- EXERCISE DESCRIPTION: Select the lines that contain "High" and copy each of them.

+++

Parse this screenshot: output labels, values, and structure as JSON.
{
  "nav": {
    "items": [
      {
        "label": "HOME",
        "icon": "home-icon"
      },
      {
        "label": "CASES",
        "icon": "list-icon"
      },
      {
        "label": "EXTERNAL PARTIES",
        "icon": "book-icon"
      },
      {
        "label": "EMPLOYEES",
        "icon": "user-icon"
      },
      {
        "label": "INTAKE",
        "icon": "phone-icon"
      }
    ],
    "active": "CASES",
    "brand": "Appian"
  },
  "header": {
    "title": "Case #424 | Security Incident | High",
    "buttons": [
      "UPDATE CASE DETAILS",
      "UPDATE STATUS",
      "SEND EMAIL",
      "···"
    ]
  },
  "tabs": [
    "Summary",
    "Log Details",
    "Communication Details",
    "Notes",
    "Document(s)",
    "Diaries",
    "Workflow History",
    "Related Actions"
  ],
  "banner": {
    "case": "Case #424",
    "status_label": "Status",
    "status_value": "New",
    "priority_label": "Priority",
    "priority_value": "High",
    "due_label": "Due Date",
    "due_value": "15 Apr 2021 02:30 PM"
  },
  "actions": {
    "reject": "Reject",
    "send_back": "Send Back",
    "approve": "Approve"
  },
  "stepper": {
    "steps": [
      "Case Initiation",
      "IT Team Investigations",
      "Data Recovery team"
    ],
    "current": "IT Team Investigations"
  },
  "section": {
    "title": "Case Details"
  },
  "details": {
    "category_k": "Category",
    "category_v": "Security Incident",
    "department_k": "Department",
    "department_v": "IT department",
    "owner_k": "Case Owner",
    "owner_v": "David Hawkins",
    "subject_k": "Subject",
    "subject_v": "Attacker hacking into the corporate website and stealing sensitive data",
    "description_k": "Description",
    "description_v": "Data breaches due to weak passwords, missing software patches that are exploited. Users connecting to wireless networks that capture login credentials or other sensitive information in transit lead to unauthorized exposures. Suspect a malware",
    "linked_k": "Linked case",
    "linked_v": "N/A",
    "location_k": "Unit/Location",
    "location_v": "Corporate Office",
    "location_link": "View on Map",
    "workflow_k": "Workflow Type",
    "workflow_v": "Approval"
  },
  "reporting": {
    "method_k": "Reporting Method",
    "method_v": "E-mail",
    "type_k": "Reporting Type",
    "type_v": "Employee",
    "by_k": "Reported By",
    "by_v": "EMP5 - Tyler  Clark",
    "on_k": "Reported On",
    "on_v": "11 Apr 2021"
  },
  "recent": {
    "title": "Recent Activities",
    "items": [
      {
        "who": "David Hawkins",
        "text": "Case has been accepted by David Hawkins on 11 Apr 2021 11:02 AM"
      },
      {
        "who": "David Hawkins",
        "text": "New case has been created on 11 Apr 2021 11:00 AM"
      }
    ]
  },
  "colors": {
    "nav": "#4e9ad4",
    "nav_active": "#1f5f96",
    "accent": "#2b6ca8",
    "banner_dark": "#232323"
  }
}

+++

- EXERCISE OUTPUT:
    "title": "Case #424 | Security Incident | High",
    "priority_value": "High",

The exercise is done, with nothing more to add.